── Data entries ──
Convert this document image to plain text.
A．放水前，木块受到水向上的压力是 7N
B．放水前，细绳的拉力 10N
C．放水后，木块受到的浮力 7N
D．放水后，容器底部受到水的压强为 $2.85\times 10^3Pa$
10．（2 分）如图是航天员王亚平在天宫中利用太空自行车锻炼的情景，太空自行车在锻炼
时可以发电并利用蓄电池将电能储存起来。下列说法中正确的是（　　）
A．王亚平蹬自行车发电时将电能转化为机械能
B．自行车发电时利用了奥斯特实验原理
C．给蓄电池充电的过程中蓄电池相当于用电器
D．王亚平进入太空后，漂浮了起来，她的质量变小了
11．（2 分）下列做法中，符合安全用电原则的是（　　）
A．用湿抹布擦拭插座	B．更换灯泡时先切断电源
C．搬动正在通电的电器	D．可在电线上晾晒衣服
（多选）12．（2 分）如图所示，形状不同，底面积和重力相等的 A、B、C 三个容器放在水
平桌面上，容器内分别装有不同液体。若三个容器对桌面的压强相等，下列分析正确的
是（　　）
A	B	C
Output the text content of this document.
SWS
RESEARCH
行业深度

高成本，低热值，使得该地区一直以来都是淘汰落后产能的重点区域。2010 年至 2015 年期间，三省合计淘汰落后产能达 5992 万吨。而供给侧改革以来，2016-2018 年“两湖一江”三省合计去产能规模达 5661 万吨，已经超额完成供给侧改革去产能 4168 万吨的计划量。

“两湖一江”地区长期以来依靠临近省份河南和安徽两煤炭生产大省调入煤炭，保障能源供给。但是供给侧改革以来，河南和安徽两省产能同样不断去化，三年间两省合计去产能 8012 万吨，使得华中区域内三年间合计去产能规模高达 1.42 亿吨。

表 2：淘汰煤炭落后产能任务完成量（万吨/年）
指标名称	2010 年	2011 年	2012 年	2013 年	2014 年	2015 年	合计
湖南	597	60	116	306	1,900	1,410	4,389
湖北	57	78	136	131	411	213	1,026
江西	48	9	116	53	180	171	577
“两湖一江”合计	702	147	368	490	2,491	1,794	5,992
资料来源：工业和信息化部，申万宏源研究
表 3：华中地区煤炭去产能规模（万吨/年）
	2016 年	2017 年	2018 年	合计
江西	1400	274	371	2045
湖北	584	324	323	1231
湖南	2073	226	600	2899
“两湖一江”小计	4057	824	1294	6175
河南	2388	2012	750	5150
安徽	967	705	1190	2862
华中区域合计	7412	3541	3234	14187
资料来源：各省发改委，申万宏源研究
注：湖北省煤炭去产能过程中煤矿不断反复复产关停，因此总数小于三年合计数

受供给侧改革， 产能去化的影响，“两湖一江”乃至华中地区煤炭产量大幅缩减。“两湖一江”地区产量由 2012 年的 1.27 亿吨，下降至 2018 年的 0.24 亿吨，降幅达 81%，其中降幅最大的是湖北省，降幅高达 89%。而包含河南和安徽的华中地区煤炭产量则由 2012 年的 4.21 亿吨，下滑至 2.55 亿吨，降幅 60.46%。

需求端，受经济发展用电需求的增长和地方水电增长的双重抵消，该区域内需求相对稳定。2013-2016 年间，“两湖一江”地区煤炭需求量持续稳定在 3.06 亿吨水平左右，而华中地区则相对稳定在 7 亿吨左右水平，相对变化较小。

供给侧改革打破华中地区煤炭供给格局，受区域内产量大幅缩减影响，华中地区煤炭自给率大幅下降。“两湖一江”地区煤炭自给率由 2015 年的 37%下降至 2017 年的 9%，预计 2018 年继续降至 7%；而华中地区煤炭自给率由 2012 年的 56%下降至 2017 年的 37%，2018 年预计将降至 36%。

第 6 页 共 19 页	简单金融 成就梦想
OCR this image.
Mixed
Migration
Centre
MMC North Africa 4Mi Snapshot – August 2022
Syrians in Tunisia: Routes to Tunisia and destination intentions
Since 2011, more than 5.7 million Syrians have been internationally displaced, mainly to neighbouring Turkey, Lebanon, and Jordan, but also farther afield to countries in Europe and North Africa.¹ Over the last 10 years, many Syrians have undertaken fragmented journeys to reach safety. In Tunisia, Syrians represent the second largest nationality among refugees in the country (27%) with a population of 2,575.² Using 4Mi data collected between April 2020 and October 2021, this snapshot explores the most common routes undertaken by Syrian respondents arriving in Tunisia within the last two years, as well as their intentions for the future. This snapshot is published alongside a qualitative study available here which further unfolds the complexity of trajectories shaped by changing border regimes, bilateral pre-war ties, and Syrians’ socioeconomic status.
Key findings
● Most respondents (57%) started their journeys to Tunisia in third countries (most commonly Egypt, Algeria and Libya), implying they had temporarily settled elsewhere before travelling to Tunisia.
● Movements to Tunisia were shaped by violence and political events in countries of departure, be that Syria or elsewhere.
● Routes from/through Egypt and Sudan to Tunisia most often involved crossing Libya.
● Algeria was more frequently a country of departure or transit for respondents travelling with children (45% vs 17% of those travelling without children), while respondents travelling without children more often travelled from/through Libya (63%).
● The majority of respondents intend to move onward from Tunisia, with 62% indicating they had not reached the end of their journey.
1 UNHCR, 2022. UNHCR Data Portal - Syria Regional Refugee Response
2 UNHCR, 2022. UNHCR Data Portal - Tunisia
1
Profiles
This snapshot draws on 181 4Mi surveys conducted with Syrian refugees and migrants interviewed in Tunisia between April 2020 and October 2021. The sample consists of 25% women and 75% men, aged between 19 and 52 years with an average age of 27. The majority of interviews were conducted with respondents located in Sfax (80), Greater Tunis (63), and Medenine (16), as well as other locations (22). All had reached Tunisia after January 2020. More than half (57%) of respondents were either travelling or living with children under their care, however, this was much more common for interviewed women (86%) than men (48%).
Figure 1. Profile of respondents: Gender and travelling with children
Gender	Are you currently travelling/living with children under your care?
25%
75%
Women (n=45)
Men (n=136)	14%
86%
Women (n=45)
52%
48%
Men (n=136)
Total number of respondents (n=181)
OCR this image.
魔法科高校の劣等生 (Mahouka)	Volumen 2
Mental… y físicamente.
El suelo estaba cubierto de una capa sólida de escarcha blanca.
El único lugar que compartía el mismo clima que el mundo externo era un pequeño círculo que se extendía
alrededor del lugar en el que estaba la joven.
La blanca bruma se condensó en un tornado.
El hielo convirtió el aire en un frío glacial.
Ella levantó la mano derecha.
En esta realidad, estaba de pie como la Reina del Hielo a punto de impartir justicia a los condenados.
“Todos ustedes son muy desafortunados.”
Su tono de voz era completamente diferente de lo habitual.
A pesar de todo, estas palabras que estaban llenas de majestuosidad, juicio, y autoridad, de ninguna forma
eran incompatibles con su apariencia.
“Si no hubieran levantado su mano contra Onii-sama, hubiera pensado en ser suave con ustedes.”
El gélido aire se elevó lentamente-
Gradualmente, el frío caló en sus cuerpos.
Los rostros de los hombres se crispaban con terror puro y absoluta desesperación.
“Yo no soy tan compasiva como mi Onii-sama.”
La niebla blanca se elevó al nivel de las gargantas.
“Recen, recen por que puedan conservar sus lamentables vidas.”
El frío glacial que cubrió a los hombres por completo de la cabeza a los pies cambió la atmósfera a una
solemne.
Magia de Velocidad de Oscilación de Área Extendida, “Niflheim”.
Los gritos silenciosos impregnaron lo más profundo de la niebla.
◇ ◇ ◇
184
───
Challenge >>
Take the entries above and copy them out exactly.

Correct result >>
Convert this document image to plain text.
A．放水前，木块受到水向上的压力是 7N
B．放水前，细绳的拉力 10N
C．放水后，木块受到的浮力 7N
D．放水后，容器底部受到水的压强为 $2.85\times 10^3Pa$
10．（2 分）如图是航天员王亚平在天宫中利用太空自行车锻炼的情景，太空自行车在锻炼
时可以发电并利用蓄电池将电能储存起来。下列说法中正确的是（　　）
A．王亚平蹬自行车发电时将电能转化为机械能
B．自行车发电时利用了奥斯特实验原理
C．给蓄电池充电的过程中蓄电池相当于用电器
D．王亚平进入太空后，漂浮了起来，她的质量变小了
11．（2 分）下列做法中，符合安全用电原则的是（　　）
A．用湿抹布擦拭插座	B．更换灯泡时先切断电源
C．搬动正在通电的电器	D．可在电线上晾晒衣服
（多选）12．（2 分）如图所示，形状不同，底面积和重力相等的 A、B、C 三个容器放在水
平桌面上，容器内分别装有不同液体。若三个容器对桌面的压强相等，下列分析正确的
是（　　）
A	B	C
Output the text content of this document.
SWS
RESEARCH
行业深度

高成本，低热值，使得该地区一直以来都是淘汰落后产能的重点区域。2010 年至 2015 年期间，三省合计淘汰落后产能达 5992 万吨。而供给侧改革以来，2016-2018 年“两湖一江”三省合计去产能规模达 5661 万吨，已经超额完成供给侧改革去产能 4168 万吨的计划量。

“两湖一江”地区长期以来依靠临近省份河南和安徽两煤炭生产大省调入煤炭，保障能源供给。但是供给侧改革以来，河南和安徽两省产能同样不断去化，三年间两省合计去产能 8012 万吨，使得华中区域内三年间合计去产能规模高达 1.42 亿吨。

表 2：淘汰煤炭落后产能任务完成量（万吨/年）
指标名称	2010 年	2011 年	2012 年	2013 年	2014 年	2015 年	合计
湖南	597	60	116	306	1,900	1,410	4,389
湖北	57	78	136	131	411	213	1,026
江西	48	9	116	53	180	171	577
“两湖一江”合计	702	147	368	490	2,491	1,794	5,992
资料来源：工业和信息化部，申万宏源研究
表 3：华中地区煤炭去产能规模（万吨/年）
	2016 年	2017 年	2018 年	合计
江西	1400	274	371	2045
湖北	584	324	323	1231
湖南	2073	226	600	2899
“两湖一江”小计	4057	824	1294	6175
河南	2388	2012	750	5150
安徽	967	705	1190	2862
华中区域合计	7412	3541	3234	14187
资料来源：各省发改委，申万宏源研究
注：湖北省煤炭去产能过程中煤矿不断反复复产关停，因此总数小于三年合计数

受供给侧改革， 产能去化的影响，“两湖一江”乃至华中地区煤炭产量大幅缩减。“两湖一江”地区产量由 2012 年的 1.27 亿吨，下降至 2018 年的 0.24 亿吨，降幅达 81%，其中降幅最大的是湖北省，降幅高达 89%。而包含河南和安徽的华中地区煤炭产量则由 2012 年的 4.21 亿吨，下滑至 2.55 亿吨，降幅 60.46%。

需求端，受经济发展用电需求的增长和地方水电增长的双重抵消，该区域内需求相对稳定。2013-2016 年间，“两湖一江”地区煤炭需求量持续稳定在 3.06 亿吨水平左右，而华中地区则相对稳定在 7 亿吨左右水平，相对变化较小。

供给侧改革打破华中地区煤炭供给格局，受区域内产量大幅缩减影响，华中地区煤炭自给率大幅下降。“两湖一江”地区煤炭自给率由 2015 年的 37%下降至 2017 年的 9%，预计 2018 年继续降至 7%；而华中地区煤炭自给率由 2012 年的 56%下降至 2017 年的 37%，2018 年预计将降至 36%。

第 6 页 共 19 页	简单金融 成就梦想
OCR this image.
Mixed
Migration
Centre
MMC North Africa 4Mi Snapshot – August 2022
Syrians in Tunisia: Routes to Tunisia and destination intentions
Since 2011, more than 5.7 million Syrians have been internationally displaced, mainly to neighbouring Turkey, Lebanon, and Jordan, but also farther afield to countries in Europe and North Africa.¹ Over the last 10 years, many Syrians have undertaken fragmented journeys to reach safety. In Tunisia, Syrians represent the second largest nationality among refugees in the country (27%) with a population of 2,575.² Using 4Mi data collected between April 2020 and October 2021, this snapshot explores the most common routes undertaken by Syrian respondents arriving in Tunisia within the last two years, as well as their intentions for the future. This snapshot is published alongside a qualitative study available here which further unfolds the complexity of trajectories shaped by changing border regimes, bilateral pre-war ties, and Syrians’ socioeconomic status.
Key findings
● Most respondents (57%) started their journeys to Tunisia in third countries (most commonly Egypt, Algeria and Libya), implying they had temporarily settled elsewhere before travelling to Tunisia.
● Movements to Tunisia were shaped by violence and political events in countries of departure, be that Syria or elsewhere.
● Routes from/through Egypt and Sudan to Tunisia most often involved crossing Libya.
● Algeria was more frequently a country of departure or transit for respondents travelling with children (45% vs 17% of those travelling without children), while respondents travelling without children more often travelled from/through Libya (63%).
● The majority of respondents intend to move onward from Tunisia, with 62% indicating they had not reached the end of their journey.
1 UNHCR, 2022. UNHCR Data Portal - Syria Regional Refugee Response
2 UNHCR, 2022. UNHCR Data Portal - Tunisia
1
Profiles
This snapshot draws on 181 4Mi surveys conducted with Syrian refugees and migrants interviewed in Tunisia between April 2020 and October 2021. The sample consists of 25% women and 75% men, aged between 19 and 52 years with an average age of 27. The majority of interviews were conducted with respondents located in Sfax (80), Greater Tunis (63), and Medenine (16), as well as other locations (22). All had reached Tunisia after January 2020. More than half (57%) of respondents were either travelling or living with children under their care, however, this was much more common for interviewed women (86%) than men (48%).
Figure 1. Profile of respondents: Gender and travelling with children
Gender	Are you currently travelling/living with children under your care?
25%
75%
Women (n=45)
Men (n=136)	14%
86%
Women (n=45)
52%
48%
Men (n=136)
Total number of respondents (n=181)
OCR this image.
魔法科高校の劣等生 (Mahouka)	Volumen 2
Mental… y físicamente.
El suelo estaba cubierto de una capa sólida de escarcha blanca.
El único lugar que compartía el mismo clima que el mundo externo era un pequeño círculo que se extendía
alrededor del lugar en el que estaba la joven.
La blanca bruma se condensó en un tornado.
El hielo convirtió el aire en un frío glacial.
Ella levantó la mano derecha.
En esta realidad, estaba de pie como la Reina del Hielo a punto de impartir justicia a los condenados.
“Todos ustedes son muy desafortunados.”
Su tono de voz era completamente diferente de lo habitual.
A pesar de todo, estas palabras que estaban llenas de majestuosidad, juicio, y autoridad, de ninguna forma
eran incompatibles con su apariencia.
“Si no hubieran levantado su mano contra Onii-sama, hubiera pensado en ser suave con ustedes.”
El gélido aire se elevó lentamente-
Gradualmente, el frío caló en sus cuerpos.
Los rostros de los hombres se crispaban con terror puro y absoluta desesperación.
“Yo no soy tan compasiva como mi Onii-sama.”
La niebla blanca se elevó al nivel de las gargantas.
“Recen, recen por que puedan conservar sus lamentables vidas.”
El frío glacial que cubrió a los hombres por completo de la cabeza a los pies cambió la atmósfera a una
solemne.
Magia de Velocidad de Oscilación de Área Extendida, “Niflheim”.
Los gritos silenciosos impregnaron lo más profundo de la niebla.
◇ ◇ ◇
184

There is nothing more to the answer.